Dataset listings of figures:
########

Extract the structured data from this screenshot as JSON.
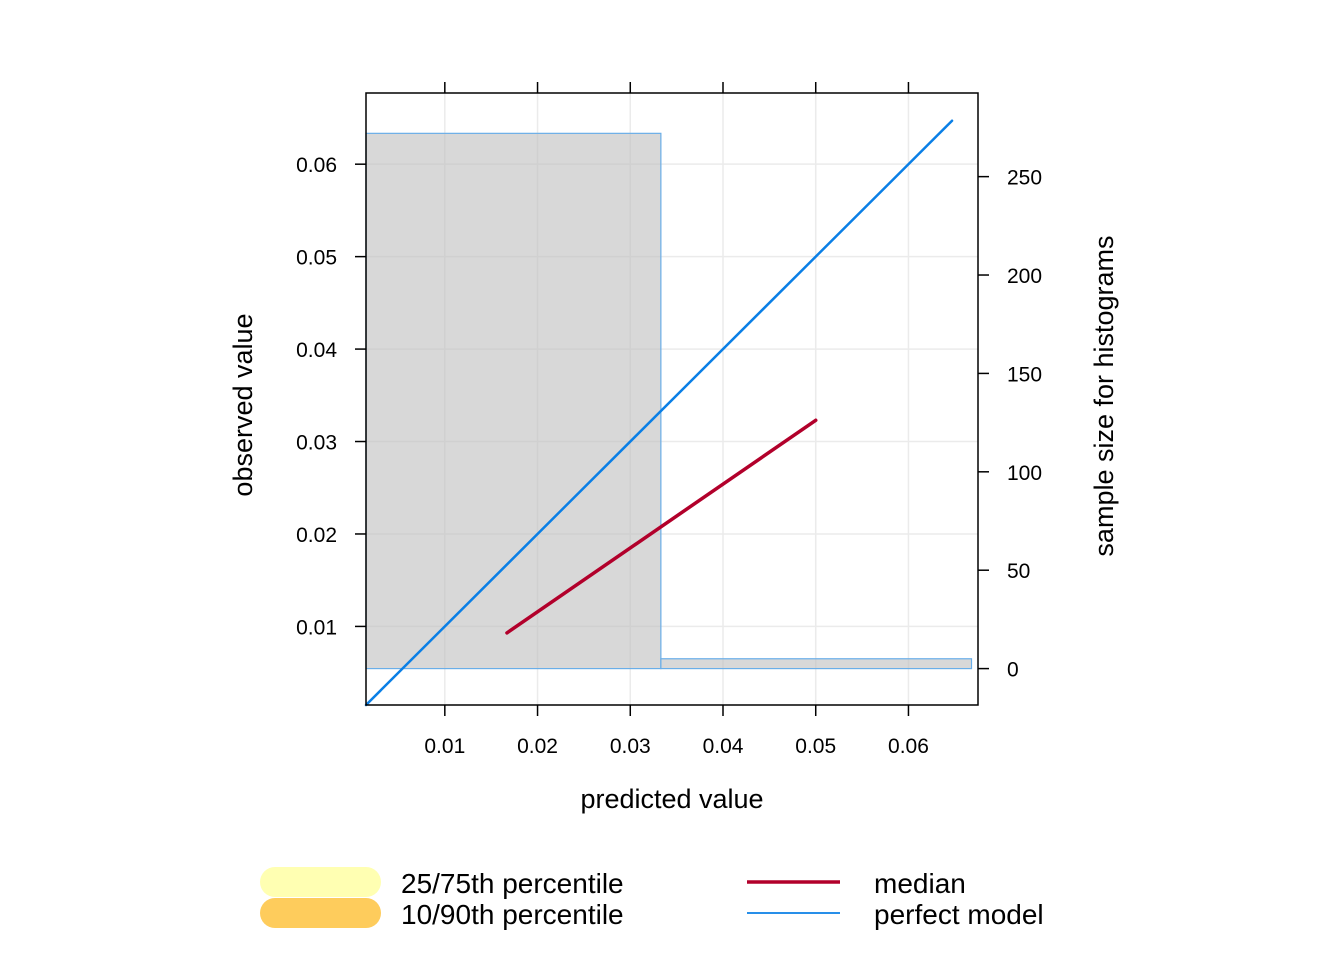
{
  "chart_data": {
    "type": "line",
    "xlabel": "predicted value",
    "ylabel": "observed value",
    "y2label": "sample size for histograms",
    "xlim": [
      0.0015,
      0.0675
    ],
    "ylim": [
      0.0015,
      0.0677
    ],
    "y2lim": [
      -18.5,
      292.5
    ],
    "x_ticks": [
      0.01,
      0.02,
      0.03,
      0.04,
      0.05,
      0.06
    ],
    "y_ticks": [
      0.01,
      0.02,
      0.03,
      0.04,
      0.05,
      0.06
    ],
    "y2_ticks": [
      0,
      50,
      100,
      150,
      200,
      250
    ],
    "x_tick_labels": [
      "0.01",
      "0.02",
      "0.03",
      "0.04",
      "0.05",
      "0.06"
    ],
    "y_tick_labels": [
      "0.01",
      "0.02",
      "0.03",
      "0.04",
      "0.05",
      "0.06"
    ],
    "y2_tick_labels": [
      "0",
      "50",
      "100",
      "150",
      "200",
      "250"
    ],
    "grid": true,
    "histogram": [
      {
        "x0": 0.0015,
        "x1": 0.0333,
        "count": 272
      },
      {
        "x0": 0.0333,
        "x1": 0.0668,
        "count": 5
      }
    ],
    "series": [
      {
        "name": "median",
        "color": "#b2002b",
        "x": [
          0.0167,
          0.05
        ],
        "y": [
          0.0093,
          0.0323
        ]
      },
      {
        "name": "perfect model",
        "color": "#0a7fe6",
        "x": [
          0.0015,
          0.0647
        ],
        "y": [
          0.0015,
          0.0647
        ]
      }
    ],
    "legend": {
      "placement": "bottom",
      "items": [
        {
          "label": "25/75th percentile",
          "color": "#ffffb2",
          "kind": "band"
        },
        {
          "label": "10/90th percentile",
          "color": "#fecc5c",
          "kind": "band"
        },
        {
          "label": "median",
          "color": "#b2002b",
          "kind": "line"
        },
        {
          "label": "perfect model",
          "color": "#0a7fe6",
          "kind": "line"
        }
      ]
    }
  }
}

########

__WRITTEN REQUEST__
Find and copy every line in the entries above where the string "perfect" occurs.

__EXERCISE RESULT__
        "name": "perfect model",
          "label": "perfect model",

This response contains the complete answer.